• **MATERIALS PROVIDED**
· · · · · · ·
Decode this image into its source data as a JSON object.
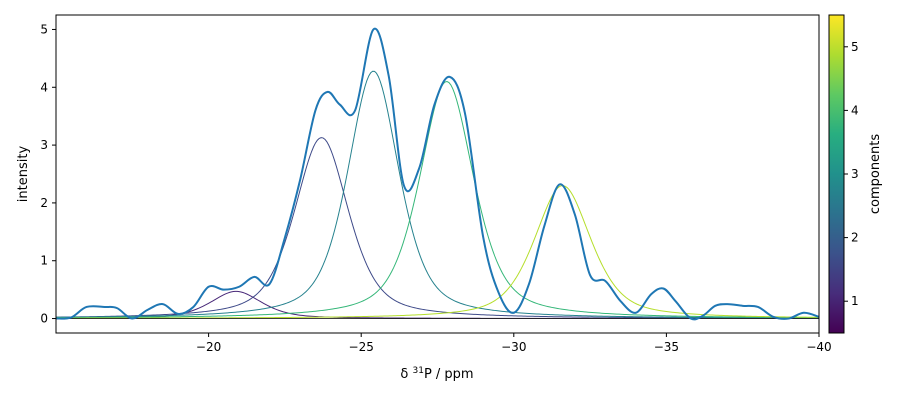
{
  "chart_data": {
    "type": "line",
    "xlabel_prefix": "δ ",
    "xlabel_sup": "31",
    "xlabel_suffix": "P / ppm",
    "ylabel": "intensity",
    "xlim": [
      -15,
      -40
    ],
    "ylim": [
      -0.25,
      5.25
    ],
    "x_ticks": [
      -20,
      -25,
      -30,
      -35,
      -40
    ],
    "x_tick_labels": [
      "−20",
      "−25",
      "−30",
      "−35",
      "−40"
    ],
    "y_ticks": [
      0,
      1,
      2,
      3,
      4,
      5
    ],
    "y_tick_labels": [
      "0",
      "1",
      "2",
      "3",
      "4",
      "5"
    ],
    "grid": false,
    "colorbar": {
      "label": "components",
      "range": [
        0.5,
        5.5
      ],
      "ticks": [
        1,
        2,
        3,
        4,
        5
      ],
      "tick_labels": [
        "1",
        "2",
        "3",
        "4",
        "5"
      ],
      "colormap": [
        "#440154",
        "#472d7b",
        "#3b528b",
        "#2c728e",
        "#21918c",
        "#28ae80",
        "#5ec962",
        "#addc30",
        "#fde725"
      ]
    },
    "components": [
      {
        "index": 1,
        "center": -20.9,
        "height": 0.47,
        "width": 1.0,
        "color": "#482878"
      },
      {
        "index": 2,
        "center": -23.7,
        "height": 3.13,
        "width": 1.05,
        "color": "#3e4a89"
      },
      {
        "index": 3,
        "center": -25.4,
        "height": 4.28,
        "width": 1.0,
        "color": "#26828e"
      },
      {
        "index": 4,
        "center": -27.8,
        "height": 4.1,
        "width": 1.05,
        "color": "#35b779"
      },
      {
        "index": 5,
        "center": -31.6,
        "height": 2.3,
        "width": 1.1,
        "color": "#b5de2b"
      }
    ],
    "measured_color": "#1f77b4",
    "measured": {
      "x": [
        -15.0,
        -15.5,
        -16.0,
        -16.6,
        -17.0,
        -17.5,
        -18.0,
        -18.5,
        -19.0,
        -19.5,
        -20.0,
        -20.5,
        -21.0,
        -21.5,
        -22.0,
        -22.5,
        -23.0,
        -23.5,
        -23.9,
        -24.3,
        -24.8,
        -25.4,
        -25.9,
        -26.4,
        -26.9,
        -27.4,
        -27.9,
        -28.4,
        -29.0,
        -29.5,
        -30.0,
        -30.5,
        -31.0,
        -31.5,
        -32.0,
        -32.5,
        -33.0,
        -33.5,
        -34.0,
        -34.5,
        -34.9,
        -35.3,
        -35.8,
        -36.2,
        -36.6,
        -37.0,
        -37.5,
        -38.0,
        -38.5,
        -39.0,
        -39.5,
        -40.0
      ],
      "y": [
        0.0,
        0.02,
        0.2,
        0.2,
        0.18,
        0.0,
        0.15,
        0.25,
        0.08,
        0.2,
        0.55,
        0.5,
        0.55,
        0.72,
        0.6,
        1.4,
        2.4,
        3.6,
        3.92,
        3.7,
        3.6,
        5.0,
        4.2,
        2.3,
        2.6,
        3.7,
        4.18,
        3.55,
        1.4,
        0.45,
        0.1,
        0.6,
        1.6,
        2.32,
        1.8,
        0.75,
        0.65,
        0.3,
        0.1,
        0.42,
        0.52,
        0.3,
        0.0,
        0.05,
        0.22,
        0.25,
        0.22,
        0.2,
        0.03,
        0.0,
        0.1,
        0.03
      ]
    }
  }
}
· · · · · · ·
• **EXERCISE OBJECTIVE**
Transcribe every line from the records above without alteration, and leave out the images.

• **COMPLETE OUTPUT**
Decode this image into its source data as a JSON object.
{
  "chart_data": {
    "type": "line",
    "xlabel_prefix": "δ ",
    "xlabel_sup": "31",
    "xlabel_suffix": "P / ppm",
    "ylabel": "intensity",
    "xlim": [
      -15,
      -40
    ],
    "ylim": [
      -0.25,
      5.25
    ],
    "x_ticks": [
      -20,
      -25,
      -30,
      -35,
      -40
    ],
    "x_tick_labels": [
      "−20",
      "−25",
      "−30",
      "−35",
      "−40"
    ],
    "y_ticks": [
      0,
      1,
      2,
      3,
      4,
      5
    ],
    "y_tick_labels": [
      "0",
      "1",
      "2",
      "3",
      "4",
      "5"
    ],
    "grid": false,
    "colorbar": {
      "label": "components",
      "range": [
        0.5,
        5.5
      ],
      "ticks": [
        1,
        2,
        3,
        4,
        5
      ],
      "tick_labels": [
        "1",
        "2",
        "3",
        "4",
        "5"
      ],
      "colormap": [
        "#440154",
        "#472d7b",
        "#3b528b",
        "#2c728e",
        "#21918c",
        "#28ae80",
        "#5ec962",
        "#addc30",
        "#fde725"
      ]
    },
    "components": [
      {
        "index": 1,
        "center": -20.9,
        "height": 0.47,
        "width": 1.0,
        "color": "#482878"
      },
      {
        "index": 2,
        "center": -23.7,
        "height": 3.13,
        "width": 1.05,
        "color": "#3e4a89"
      },
      {
        "index": 3,
        "center": -25.4,
        "height": 4.28,
        "width": 1.0,
        "color": "#26828e"
      },
      {
        "index": 4,
        "center": -27.8,
        "height": 4.1,
        "width": 1.05,
        "color": "#35b779"
      },
      {
        "index": 5,
        "center": -31.6,
        "height": 2.3,
        "width": 1.1,
        "color": "#b5de2b"
      }
    ],
    "measured_color": "#1f77b4",
    "measured": {
      "x": [
        -15.0,
        -15.5,
        -16.0,
        -16.6,
        -17.0,
        -17.5,
        -18.0,
        -18.5,
        -19.0,
        -19.5,
        -20.0,
        -20.5,
        -21.0,
        -21.5,
        -22.0,
        -22.5,
        -23.0,
        -23.5,
        -23.9,
        -24.3,
        -24.8,
        -25.4,
        -25.9,
        -26.4,
        -26.9,
        -27.4,
        -27.9,
        -28.4,
        -29.0,
        -29.5,
        -30.0,
        -30.5,
        -31.0,
        -31.5,
        -32.0,
        -32.5,
        -33.0,
        -33.5,
        -34.0,
        -34.5,
        -34.9,
        -35.3,
        -35.8,
        -36.2,
        -36.6,
        -37.0,
        -37.5,
        -38.0,
        -38.5,
        -39.0,
        -39.5,
        -40.0
      ],
      "y": [
        0.0,
        0.02,
        0.2,
        0.2,
        0.18,
        0.0,
        0.15,
        0.25,
        0.08,
        0.2,
        0.55,
        0.5,
        0.55,
        0.72,
        0.6,
        1.4,
        2.4,
        3.6,
        3.92,
        3.7,
        3.6,
        5.0,
        4.2,
        2.3,
        2.6,
        3.7,
        4.18,
        3.55,
        1.4,
        0.45,
        0.1,
        0.6,
        1.6,
        2.32,
        1.8,
        0.75,
        0.65,
        0.3,
        0.1,
        0.42,
        0.52,
        0.3,
        0.0,
        0.05,
        0.22,
        0.25,
        0.22,
        0.2,
        0.03,
        0.0,
        0.1,
        0.03
      ]
    }
  }
}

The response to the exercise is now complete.